### Work required
Copy out the entries below in full and exactly.

::::::::::

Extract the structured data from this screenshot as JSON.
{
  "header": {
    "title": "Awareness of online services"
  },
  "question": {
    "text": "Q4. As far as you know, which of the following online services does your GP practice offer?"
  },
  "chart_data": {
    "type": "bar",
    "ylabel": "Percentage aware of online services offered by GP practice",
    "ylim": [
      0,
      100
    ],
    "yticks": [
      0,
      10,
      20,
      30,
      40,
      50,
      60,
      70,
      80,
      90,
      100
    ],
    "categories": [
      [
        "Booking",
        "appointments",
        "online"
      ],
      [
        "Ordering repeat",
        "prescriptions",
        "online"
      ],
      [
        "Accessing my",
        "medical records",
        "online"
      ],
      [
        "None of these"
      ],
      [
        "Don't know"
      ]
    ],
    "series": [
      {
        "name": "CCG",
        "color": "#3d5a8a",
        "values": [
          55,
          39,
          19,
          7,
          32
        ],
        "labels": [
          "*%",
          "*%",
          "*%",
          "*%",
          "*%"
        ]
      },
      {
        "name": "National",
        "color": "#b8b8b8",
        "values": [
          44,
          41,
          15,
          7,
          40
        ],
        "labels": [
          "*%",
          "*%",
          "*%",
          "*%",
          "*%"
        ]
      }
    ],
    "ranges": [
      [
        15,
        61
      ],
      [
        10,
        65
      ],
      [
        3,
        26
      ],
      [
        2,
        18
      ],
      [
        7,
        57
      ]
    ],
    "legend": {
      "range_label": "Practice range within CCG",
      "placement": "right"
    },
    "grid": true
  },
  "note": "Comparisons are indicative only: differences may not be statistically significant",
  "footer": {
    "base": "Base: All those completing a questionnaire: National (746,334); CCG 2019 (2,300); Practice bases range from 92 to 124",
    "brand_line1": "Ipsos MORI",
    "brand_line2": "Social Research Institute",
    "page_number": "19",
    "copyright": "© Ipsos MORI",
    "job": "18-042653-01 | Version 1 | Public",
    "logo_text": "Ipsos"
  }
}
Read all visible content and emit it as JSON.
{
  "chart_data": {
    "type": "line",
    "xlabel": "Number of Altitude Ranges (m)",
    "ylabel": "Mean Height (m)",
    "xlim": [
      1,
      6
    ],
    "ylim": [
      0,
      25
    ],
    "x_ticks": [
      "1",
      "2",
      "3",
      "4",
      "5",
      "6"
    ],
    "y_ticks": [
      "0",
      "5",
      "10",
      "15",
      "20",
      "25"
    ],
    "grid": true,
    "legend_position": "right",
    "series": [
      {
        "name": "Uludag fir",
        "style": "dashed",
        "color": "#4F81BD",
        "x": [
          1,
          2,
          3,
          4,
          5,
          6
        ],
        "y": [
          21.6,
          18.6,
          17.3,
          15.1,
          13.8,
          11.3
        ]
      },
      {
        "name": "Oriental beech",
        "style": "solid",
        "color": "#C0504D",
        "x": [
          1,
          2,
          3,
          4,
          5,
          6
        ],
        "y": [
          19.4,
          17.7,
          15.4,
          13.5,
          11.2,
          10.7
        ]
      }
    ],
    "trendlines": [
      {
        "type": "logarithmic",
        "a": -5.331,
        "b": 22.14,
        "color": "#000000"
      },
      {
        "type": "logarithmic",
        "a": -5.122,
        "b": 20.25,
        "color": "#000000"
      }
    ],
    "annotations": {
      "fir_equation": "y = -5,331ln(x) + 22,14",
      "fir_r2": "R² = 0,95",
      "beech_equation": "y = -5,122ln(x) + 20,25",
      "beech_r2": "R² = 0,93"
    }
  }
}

::::::::::

### Solution to this problem
Extract the structured data from this screenshot as JSON.
{
  "header": {
    "title": "Awareness of online services"
  },
  "question": {
    "text": "Q4. As far as you know, which of the following online services does your GP practice offer?"
  },
  "chart_data": {
    "type": "bar",
    "ylabel": "Percentage aware of online services offered by GP practice",
    "ylim": [
      0,
      100
    ],
    "yticks": [
      0,
      10,
      20,
      30,
      40,
      50,
      60,
      70,
      80,
      90,
      100
    ],
    "categories": [
      [
        "Booking",
        "appointments",
        "online"
      ],
      [
        "Ordering repeat",
        "prescriptions",
        "online"
      ],
      [
        "Accessing my",
        "medical records",
        "online"
      ],
      [
        "None of these"
      ],
      [
        "Don't know"
      ]
    ],
    "series": [
      {
        "name": "CCG",
        "color": "#3d5a8a",
        "values": [
          55,
          39,
          19,
          7,
          32
        ],
        "labels": [
          "*%",
          "*%",
          "*%",
          "*%",
          "*%"
        ]
      },
      {
        "name": "National",
        "color": "#b8b8b8",
        "values": [
          44,
          41,
          15,
          7,
          40
        ],
        "labels": [
          "*%",
          "*%",
          "*%",
          "*%",
          "*%"
        ]
      }
    ],
    "ranges": [
      [
        15,
        61
      ],
      [
        10,
        65
      ],
      [
        3,
        26
      ],
      [
        2,
        18
      ],
      [
        7,
        57
      ]
    ],
    "legend": {
      "range_label": "Practice range within CCG",
      "placement": "right"
    },
    "grid": true
  },
  "note": "Comparisons are indicative only: differences may not be statistically significant",
  "footer": {
    "base": "Base: All those completing a questionnaire: National (746,334); CCG 2019 (2,300); Practice bases range from 92 to 124",
    "brand_line1": "Ipsos MORI",
    "brand_line2": "Social Research Institute",
    "page_number": "19",
    "copyright": "© Ipsos MORI",
    "job": "18-042653-01 | Version 1 | Public",
    "logo_text": "Ipsos"
  }
}
Read all visible content and emit it as JSON.
{
  "chart_data": {
    "type": "line",
    "xlabel": "Number of Altitude Ranges (m)",
    "ylabel": "Mean Height (m)",
    "xlim": [
      1,
      6
    ],
    "ylim": [
      0,
      25
    ],
    "x_ticks": [
      "1",
      "2",
      "3",
      "4",
      "5",
      "6"
    ],
    "y_ticks": [
      "0",
      "5",
      "10",
      "15",
      "20",
      "25"
    ],
    "grid": true,
    "legend_position": "right",
    "series": [
      {
        "name": "Uludag fir",
        "style": "dashed",
        "color": "#4F81BD",
        "x": [
          1,
          2,
          3,
          4,
          5,
          6
        ],
        "y": [
          21.6,
          18.6,
          17.3,
          15.1,
          13.8,
          11.3
        ]
      },
      {
        "name": "Oriental beech",
        "style": "solid",
        "color": "#C0504D",
        "x": [
          1,
          2,
          3,
          4,
          5,
          6
        ],
        "y": [
          19.4,
          17.7,
          15.4,
          13.5,
          11.2,
          10.7
        ]
      }
    ],
    "trendlines": [
      {
        "type": "logarithmic",
        "a": -5.331,
        "b": 22.14,
        "color": "#000000"
      },
      {
        "type": "logarithmic",
        "a": -5.122,
        "b": 20.25,
        "color": "#000000"
      }
    ],
    "annotations": {
      "fir_equation": "y = -5,331ln(x) + 22,14",
      "fir_r2": "R² = 0,95",
      "beech_equation": "y = -5,122ln(x) + 20,25",
      "beech_r2": "R² = 0,93"
    }
  }
}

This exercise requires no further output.